Required task: Lines that hold the word "трансформация" should be located and copied.

╭─ Information shown

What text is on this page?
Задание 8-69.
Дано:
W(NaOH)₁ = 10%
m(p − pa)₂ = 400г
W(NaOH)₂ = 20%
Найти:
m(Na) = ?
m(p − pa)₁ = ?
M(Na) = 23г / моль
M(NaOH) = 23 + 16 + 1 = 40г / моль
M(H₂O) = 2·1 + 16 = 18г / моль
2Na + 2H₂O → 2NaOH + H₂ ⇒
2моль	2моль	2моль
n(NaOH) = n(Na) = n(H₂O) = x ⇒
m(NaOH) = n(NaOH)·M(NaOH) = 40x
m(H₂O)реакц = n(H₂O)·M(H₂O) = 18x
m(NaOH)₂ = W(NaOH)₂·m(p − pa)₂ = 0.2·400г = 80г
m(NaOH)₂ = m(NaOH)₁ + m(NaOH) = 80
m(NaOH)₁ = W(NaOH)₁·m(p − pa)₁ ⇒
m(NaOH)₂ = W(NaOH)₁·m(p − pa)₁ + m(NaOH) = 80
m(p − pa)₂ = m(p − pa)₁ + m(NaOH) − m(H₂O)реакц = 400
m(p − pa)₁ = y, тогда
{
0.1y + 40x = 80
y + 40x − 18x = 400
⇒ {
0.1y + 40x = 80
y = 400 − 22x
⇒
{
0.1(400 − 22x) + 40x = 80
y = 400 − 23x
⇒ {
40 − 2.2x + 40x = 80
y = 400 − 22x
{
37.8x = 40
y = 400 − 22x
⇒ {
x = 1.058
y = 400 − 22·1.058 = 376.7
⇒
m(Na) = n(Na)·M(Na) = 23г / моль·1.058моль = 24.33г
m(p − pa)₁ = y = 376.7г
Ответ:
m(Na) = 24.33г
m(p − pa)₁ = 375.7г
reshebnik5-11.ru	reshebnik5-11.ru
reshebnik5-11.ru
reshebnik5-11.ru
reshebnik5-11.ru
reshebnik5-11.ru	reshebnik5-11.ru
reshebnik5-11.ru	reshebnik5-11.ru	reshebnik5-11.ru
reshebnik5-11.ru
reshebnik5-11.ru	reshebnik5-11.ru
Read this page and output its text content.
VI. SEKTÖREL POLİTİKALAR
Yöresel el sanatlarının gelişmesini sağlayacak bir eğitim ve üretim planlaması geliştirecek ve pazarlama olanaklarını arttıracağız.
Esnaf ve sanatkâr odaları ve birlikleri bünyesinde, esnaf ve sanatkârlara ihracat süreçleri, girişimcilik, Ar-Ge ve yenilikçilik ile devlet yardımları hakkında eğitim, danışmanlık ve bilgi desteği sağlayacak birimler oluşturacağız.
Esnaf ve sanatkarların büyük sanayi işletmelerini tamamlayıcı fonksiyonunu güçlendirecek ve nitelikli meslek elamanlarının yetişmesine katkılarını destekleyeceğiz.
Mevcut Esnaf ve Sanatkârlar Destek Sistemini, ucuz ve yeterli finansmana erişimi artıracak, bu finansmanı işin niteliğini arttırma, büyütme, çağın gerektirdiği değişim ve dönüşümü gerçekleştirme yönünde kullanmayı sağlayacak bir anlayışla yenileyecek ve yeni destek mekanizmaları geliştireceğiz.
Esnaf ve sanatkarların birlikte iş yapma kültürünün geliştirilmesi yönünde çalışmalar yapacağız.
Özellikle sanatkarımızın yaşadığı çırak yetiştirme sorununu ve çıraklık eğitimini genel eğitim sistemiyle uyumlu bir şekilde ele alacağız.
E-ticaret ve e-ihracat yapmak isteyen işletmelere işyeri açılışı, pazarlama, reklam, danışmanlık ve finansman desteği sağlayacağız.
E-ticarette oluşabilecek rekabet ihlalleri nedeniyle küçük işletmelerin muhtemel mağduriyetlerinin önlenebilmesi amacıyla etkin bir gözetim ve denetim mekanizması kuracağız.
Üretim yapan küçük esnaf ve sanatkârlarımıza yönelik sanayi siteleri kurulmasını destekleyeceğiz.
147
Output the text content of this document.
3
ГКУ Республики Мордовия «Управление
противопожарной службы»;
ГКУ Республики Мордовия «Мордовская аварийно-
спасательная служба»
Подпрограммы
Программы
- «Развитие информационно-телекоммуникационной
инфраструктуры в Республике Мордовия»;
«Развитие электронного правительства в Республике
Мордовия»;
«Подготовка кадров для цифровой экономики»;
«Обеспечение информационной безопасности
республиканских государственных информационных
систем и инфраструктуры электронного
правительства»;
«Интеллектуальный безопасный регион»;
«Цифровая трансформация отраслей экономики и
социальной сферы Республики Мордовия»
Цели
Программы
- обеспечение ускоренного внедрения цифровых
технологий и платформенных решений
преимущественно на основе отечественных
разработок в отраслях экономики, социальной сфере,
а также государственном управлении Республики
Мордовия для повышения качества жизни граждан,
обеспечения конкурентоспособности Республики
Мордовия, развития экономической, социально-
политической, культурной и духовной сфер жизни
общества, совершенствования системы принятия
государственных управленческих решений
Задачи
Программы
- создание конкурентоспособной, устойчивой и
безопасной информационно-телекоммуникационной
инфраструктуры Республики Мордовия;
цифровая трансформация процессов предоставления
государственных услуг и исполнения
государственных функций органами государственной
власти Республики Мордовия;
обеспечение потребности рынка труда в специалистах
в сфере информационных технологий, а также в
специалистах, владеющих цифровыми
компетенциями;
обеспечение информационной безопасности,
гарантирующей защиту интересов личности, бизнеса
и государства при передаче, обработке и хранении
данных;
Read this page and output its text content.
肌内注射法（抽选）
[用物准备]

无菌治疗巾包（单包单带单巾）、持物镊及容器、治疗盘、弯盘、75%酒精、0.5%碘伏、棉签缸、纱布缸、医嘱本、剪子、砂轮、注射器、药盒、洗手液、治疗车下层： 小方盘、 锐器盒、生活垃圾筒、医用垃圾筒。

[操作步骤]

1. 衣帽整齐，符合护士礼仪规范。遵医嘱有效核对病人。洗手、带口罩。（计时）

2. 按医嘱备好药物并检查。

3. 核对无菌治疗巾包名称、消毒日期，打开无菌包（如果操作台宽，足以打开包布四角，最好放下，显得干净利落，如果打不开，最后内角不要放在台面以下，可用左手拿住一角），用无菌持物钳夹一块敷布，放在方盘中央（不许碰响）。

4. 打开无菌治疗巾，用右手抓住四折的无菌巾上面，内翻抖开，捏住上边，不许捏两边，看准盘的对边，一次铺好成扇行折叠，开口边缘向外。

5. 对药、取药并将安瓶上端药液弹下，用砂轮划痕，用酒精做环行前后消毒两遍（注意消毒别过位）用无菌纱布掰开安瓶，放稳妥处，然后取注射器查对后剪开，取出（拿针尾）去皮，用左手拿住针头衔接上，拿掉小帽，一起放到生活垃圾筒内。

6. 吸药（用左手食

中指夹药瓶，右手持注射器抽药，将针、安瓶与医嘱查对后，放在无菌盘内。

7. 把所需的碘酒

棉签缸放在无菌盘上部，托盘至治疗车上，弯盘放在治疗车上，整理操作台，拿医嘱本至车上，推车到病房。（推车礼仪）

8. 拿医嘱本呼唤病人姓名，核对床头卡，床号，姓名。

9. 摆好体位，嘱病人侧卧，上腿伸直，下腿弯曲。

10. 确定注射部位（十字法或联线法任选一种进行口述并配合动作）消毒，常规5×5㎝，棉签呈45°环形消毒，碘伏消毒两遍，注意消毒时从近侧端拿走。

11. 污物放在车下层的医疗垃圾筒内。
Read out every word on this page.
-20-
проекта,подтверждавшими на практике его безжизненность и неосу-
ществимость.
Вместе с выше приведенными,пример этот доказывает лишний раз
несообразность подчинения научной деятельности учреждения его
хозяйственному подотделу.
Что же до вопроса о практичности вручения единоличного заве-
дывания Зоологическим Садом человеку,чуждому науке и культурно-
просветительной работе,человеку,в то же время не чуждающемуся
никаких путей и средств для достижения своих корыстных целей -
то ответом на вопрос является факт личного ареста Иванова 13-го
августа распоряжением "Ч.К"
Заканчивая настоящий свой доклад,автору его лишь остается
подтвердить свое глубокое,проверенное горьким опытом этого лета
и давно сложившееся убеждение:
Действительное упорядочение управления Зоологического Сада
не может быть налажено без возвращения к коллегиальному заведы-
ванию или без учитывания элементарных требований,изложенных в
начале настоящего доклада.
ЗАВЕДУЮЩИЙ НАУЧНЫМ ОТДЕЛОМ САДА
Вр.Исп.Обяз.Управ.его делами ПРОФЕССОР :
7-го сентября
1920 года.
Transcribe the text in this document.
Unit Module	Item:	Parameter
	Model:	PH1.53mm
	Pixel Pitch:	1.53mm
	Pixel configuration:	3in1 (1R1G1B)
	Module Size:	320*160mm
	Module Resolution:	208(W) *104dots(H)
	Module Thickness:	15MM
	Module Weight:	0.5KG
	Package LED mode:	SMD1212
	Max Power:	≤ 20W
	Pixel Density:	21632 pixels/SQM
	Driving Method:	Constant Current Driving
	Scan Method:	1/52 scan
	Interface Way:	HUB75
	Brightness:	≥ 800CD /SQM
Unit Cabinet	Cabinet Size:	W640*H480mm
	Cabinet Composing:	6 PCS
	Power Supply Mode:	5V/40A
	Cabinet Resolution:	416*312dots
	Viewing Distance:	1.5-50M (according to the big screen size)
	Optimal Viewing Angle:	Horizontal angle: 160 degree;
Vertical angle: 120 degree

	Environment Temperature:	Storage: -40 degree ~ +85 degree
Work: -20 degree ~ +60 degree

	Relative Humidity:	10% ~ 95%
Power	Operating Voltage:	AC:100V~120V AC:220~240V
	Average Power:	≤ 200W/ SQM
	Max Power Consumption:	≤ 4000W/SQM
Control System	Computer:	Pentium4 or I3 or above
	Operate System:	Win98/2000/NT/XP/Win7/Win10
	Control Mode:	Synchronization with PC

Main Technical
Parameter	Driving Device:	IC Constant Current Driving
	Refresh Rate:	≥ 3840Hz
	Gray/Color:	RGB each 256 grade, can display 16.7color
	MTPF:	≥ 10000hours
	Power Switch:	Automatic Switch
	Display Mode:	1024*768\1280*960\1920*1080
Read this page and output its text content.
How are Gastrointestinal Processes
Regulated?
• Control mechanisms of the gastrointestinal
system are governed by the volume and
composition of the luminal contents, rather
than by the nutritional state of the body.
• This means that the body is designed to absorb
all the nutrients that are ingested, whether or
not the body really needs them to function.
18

╰─

Correct output:
«Цифровая трансформация отраслей экономики и
цифровая трансформация процессов предоставления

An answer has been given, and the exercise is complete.